Pull out each line of the records holding the string "ALTER".

-- Extracted records start --

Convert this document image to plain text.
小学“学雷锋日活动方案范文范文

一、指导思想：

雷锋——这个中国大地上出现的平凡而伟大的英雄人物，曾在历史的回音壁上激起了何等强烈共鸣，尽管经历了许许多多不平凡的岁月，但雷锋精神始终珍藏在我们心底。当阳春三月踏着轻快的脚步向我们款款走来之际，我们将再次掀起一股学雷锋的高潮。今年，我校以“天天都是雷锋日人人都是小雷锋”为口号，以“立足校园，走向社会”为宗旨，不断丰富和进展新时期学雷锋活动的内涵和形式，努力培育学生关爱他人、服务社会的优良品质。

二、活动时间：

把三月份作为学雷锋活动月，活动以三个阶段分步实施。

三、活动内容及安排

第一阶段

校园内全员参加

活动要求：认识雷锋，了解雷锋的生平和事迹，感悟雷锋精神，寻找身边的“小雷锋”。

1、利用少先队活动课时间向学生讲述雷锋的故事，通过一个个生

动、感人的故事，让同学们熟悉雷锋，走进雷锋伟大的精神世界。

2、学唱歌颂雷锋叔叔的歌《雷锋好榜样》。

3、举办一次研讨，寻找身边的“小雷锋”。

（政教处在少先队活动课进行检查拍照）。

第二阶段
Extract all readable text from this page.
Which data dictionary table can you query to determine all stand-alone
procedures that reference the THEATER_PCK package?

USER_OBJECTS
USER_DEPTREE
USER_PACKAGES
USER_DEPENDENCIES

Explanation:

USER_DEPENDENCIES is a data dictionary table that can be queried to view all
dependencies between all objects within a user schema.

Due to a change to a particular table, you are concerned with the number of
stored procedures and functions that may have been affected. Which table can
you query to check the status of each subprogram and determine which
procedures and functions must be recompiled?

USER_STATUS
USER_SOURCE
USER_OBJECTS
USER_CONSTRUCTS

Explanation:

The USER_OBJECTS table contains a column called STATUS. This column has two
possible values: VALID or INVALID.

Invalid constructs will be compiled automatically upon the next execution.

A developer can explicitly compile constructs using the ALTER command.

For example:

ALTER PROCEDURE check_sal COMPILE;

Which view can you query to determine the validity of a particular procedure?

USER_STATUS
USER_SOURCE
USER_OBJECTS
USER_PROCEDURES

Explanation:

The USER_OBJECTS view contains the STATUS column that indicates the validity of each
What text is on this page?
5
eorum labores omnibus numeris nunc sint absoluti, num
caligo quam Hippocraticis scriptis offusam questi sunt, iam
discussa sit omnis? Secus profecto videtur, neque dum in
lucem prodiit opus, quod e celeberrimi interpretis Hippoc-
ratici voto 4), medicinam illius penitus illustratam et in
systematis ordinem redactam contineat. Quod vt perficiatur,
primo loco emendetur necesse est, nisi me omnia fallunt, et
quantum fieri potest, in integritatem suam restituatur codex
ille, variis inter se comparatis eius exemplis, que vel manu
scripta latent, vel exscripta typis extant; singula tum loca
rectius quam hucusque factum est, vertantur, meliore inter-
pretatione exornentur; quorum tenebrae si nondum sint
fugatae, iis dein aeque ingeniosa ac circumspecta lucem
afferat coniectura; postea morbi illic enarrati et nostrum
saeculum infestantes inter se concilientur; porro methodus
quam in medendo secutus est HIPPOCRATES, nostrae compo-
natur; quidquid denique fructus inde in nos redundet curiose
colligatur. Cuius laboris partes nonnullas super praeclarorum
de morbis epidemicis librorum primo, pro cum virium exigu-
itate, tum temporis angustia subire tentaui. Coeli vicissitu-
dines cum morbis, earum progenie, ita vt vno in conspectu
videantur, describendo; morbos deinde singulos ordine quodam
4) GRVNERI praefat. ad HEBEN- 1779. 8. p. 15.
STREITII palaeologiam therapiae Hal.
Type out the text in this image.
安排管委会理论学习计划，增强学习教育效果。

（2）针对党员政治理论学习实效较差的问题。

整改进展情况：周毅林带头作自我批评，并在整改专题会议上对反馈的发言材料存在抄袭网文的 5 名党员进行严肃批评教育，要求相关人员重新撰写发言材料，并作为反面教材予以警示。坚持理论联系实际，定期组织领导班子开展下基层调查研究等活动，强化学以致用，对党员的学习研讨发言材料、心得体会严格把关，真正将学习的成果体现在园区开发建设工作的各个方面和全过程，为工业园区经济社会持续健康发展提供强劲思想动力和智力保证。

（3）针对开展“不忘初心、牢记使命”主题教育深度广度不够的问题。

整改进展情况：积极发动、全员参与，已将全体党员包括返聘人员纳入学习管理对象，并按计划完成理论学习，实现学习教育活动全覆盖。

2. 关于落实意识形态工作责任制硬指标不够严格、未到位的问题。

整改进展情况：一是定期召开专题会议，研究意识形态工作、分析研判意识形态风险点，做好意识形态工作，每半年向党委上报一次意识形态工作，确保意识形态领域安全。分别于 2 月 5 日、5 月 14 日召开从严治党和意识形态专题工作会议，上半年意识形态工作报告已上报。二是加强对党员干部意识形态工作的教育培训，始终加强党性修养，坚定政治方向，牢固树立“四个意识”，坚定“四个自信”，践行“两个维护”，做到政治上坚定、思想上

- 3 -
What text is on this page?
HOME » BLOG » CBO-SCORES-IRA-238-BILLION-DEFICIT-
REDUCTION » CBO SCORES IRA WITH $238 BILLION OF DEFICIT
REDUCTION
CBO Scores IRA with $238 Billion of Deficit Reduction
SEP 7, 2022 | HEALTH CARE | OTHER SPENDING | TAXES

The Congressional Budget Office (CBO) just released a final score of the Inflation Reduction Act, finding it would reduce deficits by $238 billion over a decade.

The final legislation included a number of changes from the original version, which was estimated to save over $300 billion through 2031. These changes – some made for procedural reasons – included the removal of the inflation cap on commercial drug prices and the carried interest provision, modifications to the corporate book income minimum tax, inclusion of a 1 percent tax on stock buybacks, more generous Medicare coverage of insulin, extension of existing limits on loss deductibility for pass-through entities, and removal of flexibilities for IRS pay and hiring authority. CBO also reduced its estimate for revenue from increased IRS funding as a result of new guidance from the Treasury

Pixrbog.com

-- Extracted records end --

▶ **Exercise answer**:
A developer can explicitly compile constructs using the ALTER command.
ALTER PROCEDURE check_sal COMPILE;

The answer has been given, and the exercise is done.